| PROBLEM |
Nothing should be left out: output all of the entries exactly.

START MATERIAL FOR THIS EXERCISE

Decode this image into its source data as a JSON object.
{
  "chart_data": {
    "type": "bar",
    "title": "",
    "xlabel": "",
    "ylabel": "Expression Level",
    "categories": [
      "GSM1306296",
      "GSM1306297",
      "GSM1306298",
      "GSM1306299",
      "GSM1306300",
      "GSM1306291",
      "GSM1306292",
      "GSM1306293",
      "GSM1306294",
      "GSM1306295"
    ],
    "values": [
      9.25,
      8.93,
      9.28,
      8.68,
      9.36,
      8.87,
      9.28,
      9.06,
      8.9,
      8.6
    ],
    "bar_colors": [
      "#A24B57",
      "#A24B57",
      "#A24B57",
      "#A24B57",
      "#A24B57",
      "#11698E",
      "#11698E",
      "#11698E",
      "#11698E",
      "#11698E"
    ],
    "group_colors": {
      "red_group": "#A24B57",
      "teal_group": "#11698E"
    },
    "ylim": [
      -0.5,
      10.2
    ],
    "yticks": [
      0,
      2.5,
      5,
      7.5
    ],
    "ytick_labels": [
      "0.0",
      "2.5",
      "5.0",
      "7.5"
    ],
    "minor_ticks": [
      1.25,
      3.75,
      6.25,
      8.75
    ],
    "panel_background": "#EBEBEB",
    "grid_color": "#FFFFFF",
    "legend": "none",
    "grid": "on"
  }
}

END MATERIAL FOR THIS EXERCISE

| COMPLETED EXERCISE |
Decode this image into its source data as a JSON object.
{
  "chart_data": {
    "type": "bar",
    "title": "",
    "xlabel": "",
    "ylabel": "Expression Level",
    "categories": [
      "GSM1306296",
      "GSM1306297",
      "GSM1306298",
      "GSM1306299",
      "GSM1306300",
      "GSM1306291",
      "GSM1306292",
      "GSM1306293",
      "GSM1306294",
      "GSM1306295"
    ],
    "values": [
      9.25,
      8.93,
      9.28,
      8.68,
      9.36,
      8.87,
      9.28,
      9.06,
      8.9,
      8.6
    ],
    "bar_colors": [
      "#A24B57",
      "#A24B57",
      "#A24B57",
      "#A24B57",
      "#A24B57",
      "#11698E",
      "#11698E",
      "#11698E",
      "#11698E",
      "#11698E"
    ],
    "group_colors": {
      "red_group": "#A24B57",
      "teal_group": "#11698E"
    },
    "ylim": [
      -0.5,
      10.2
    ],
    "yticks": [
      0,
      2.5,
      5,
      7.5
    ],
    "ytick_labels": [
      "0.0",
      "2.5",
      "5.0",
      "7.5"
    ],
    "minor_ticks": [
      1.25,
      3.75,
      6.25,
      8.75
    ],
    "panel_background": "#EBEBEB",
    "grid_color": "#FFFFFF",
    "legend": "none",
    "grid": "on"
  }
}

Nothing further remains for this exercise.